→ Aim of the exercise
Write out each entry, exactly the way it appears.

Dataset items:
══════
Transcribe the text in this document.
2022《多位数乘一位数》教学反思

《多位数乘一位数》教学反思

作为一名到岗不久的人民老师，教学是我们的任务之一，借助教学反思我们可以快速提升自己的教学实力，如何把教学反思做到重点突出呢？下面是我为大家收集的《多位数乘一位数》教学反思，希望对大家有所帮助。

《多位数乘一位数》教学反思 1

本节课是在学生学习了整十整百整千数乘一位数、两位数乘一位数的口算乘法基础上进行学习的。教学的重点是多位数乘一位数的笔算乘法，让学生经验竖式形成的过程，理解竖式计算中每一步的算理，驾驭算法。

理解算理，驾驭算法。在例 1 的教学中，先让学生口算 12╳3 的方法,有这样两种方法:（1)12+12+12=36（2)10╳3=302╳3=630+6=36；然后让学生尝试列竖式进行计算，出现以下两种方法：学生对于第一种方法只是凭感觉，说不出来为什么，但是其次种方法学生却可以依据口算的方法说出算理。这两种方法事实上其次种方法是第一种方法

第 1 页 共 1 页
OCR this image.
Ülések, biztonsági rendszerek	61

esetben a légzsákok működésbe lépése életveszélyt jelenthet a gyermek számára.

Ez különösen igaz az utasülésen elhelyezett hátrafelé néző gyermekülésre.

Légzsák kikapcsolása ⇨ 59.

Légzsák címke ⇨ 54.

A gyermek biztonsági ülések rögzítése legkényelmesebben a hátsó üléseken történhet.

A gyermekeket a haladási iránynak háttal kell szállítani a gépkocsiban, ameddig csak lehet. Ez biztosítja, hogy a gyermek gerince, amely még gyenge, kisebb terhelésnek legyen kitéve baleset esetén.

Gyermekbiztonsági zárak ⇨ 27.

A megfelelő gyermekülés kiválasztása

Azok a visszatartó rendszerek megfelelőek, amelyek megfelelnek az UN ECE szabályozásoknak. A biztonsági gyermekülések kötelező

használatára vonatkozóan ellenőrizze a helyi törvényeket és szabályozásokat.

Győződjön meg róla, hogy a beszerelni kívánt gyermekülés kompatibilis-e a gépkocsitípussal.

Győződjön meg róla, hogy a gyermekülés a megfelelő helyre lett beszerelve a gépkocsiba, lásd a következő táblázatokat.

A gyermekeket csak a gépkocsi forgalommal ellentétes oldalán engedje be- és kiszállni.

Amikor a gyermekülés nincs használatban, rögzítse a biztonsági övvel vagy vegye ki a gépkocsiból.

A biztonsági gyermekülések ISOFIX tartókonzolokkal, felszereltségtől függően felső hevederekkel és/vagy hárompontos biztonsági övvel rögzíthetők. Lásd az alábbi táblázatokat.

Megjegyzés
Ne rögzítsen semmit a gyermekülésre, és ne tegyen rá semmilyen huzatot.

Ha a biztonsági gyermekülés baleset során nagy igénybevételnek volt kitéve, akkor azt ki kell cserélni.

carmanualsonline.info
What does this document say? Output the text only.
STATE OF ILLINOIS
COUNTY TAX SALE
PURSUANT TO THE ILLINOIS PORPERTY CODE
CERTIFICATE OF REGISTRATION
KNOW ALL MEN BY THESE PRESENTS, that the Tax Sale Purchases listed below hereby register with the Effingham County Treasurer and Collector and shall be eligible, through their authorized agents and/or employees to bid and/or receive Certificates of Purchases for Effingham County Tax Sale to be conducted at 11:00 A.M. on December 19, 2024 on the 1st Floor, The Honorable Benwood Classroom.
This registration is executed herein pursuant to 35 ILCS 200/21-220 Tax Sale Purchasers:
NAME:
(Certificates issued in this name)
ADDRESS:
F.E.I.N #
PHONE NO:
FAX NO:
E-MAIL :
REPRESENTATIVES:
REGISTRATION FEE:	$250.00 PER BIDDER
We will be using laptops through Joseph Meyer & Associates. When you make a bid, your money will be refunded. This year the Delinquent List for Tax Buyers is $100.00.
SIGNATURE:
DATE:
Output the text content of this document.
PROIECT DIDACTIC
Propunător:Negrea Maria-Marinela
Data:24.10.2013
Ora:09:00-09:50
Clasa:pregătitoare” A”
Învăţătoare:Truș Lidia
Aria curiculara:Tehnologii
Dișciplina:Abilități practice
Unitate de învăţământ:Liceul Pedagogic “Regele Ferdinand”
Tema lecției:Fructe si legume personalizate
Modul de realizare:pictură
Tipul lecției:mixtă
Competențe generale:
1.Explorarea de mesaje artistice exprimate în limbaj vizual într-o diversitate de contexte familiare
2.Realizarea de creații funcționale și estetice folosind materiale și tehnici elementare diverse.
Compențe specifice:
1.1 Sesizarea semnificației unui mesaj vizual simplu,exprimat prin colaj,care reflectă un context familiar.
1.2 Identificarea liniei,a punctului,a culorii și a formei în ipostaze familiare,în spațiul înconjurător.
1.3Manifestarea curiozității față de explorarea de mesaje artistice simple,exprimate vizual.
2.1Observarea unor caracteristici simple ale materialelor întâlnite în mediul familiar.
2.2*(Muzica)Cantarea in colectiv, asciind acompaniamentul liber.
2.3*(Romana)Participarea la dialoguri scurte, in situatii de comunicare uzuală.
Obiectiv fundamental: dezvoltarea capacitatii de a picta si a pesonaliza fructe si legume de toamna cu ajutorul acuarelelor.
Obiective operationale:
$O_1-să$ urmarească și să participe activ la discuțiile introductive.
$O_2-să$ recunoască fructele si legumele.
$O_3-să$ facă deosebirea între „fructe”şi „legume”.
══════
→ The output
Transcribe the text in this document.
2022《多位数乘一位数》教学反思

《多位数乘一位数》教学反思

作为一名到岗不久的人民老师，教学是我们的任务之一，借助教学反思我们可以快速提升自己的教学实力，如何把教学反思做到重点突出呢？下面是我为大家收集的《多位数乘一位数》教学反思，希望对大家有所帮助。

《多位数乘一位数》教学反思 1

本节课是在学生学习了整十整百整千数乘一位数、两位数乘一位数的口算乘法基础上进行学习的。教学的重点是多位数乘一位数的笔算乘法，让学生经验竖式形成的过程，理解竖式计算中每一步的算理，驾驭算法。

理解算理，驾驭算法。在例 1 的教学中，先让学生口算 12╳3 的方法,有这样两种方法:（1)12+12+12=36（2)10╳3=302╳3=630+6=36；然后让学生尝试列竖式进行计算，出现以下两种方法：学生对于第一种方法只是凭感觉，说不出来为什么，但是其次种方法学生却可以依据口算的方法说出算理。这两种方法事实上其次种方法是第一种方法

第 1 页 共 1 页
OCR this image.
Ülések, biztonsági rendszerek	61

esetben a légzsákok működésbe lépése életveszélyt jelenthet a gyermek számára.

Ez különösen igaz az utasülésen elhelyezett hátrafelé néző gyermekülésre.

Légzsák kikapcsolása ⇨ 59.

Légzsák címke ⇨ 54.

A gyermek biztonsági ülések rögzítése legkényelmesebben a hátsó üléseken történhet.

A gyermekeket a haladási iránynak háttal kell szállítani a gépkocsiban, ameddig csak lehet. Ez biztosítja, hogy a gyermek gerince, amely még gyenge, kisebb terhelésnek legyen kitéve baleset esetén.

Gyermekbiztonsági zárak ⇨ 27.

A megfelelő gyermekülés kiválasztása

Azok a visszatartó rendszerek megfelelőek, amelyek megfelelnek az UN ECE szabályozásoknak. A biztonsági gyermekülések kötelező

használatára vonatkozóan ellenőrizze a helyi törvényeket és szabályozásokat.

Győződjön meg róla, hogy a beszerelni kívánt gyermekülés kompatibilis-e a gépkocsitípussal.

Győződjön meg róla, hogy a gyermekülés a megfelelő helyre lett beszerelve a gépkocsiba, lásd a következő táblázatokat.

A gyermekeket csak a gépkocsi forgalommal ellentétes oldalán engedje be- és kiszállni.

Amikor a gyermekülés nincs használatban, rögzítse a biztonsági övvel vagy vegye ki a gépkocsiból.

A biztonsági gyermekülések ISOFIX tartókonzolokkal, felszereltségtől függően felső hevederekkel és/vagy hárompontos biztonsági övvel rögzíthetők. Lásd az alábbi táblázatokat.

Megjegyzés
Ne rögzítsen semmit a gyermekülésre, és ne tegyen rá semmilyen huzatot.

Ha a biztonsági gyermekülés baleset során nagy igénybevételnek volt kitéve, akkor azt ki kell cserélni.

carmanualsonline.info
What does this document say? Output the text only.
STATE OF ILLINOIS
COUNTY TAX SALE
PURSUANT TO THE ILLINOIS PORPERTY CODE
CERTIFICATE OF REGISTRATION
KNOW ALL MEN BY THESE PRESENTS, that the Tax Sale Purchases listed below hereby register with the Effingham County Treasurer and Collector and shall be eligible, through their authorized agents and/or employees to bid and/or receive Certificates of Purchases for Effingham County Tax Sale to be conducted at 11:00 A.M. on December 19, 2024 on the 1st Floor, The Honorable Benwood Classroom.
This registration is executed herein pursuant to 35 ILCS 200/21-220 Tax Sale Purchasers:
NAME:
(Certificates issued in this name)
ADDRESS:
F.E.I.N #
PHONE NO:
FAX NO:
E-MAIL :
REPRESENTATIVES:
REGISTRATION FEE:	$250.00 PER BIDDER
We will be using laptops through Joseph Meyer & Associates. When you make a bid, your money will be refunded. This year the Delinquent List for Tax Buyers is $100.00.
SIGNATURE:
DATE:
Output the text content of this document.
PROIECT DIDACTIC
Propunător:Negrea Maria-Marinela
Data:24.10.2013
Ora:09:00-09:50
Clasa:pregătitoare” A”
Învăţătoare:Truș Lidia
Aria curiculara:Tehnologii
Dișciplina:Abilități practice
Unitate de învăţământ:Liceul Pedagogic “Regele Ferdinand”
Tema lecției:Fructe si legume personalizate
Modul de realizare:pictură
Tipul lecției:mixtă
Competențe generale:
1.Explorarea de mesaje artistice exprimate în limbaj vizual într-o diversitate de contexte familiare
2.Realizarea de creații funcționale și estetice folosind materiale și tehnici elementare diverse.
Compențe specifice:
1.1 Sesizarea semnificației unui mesaj vizual simplu,exprimat prin colaj,care reflectă un context familiar.
1.2 Identificarea liniei,a punctului,a culorii și a formei în ipostaze familiare,în spațiul înconjurător.
1.3Manifestarea curiozității față de explorarea de mesaje artistice simple,exprimate vizual.
2.1Observarea unor caracteristici simple ale materialelor întâlnite în mediul familiar.
2.2*(Muzica)Cantarea in colectiv, asciind acompaniamentul liber.
2.3*(Romana)Participarea la dialoguri scurte, in situatii de comunicare uzuală.
Obiectiv fundamental: dezvoltarea capacitatii de a picta si a pesonaliza fructe si legume de toamna cu ajutorul acuarelelor.
Obiective operationale:
$O_1-să$ urmarească și să participe activ la discuțiile introductive.
$O_2-să$ recunoască fructele si legumele.
$O_3-să$ facă deosebirea între „fructe”şi „legume”.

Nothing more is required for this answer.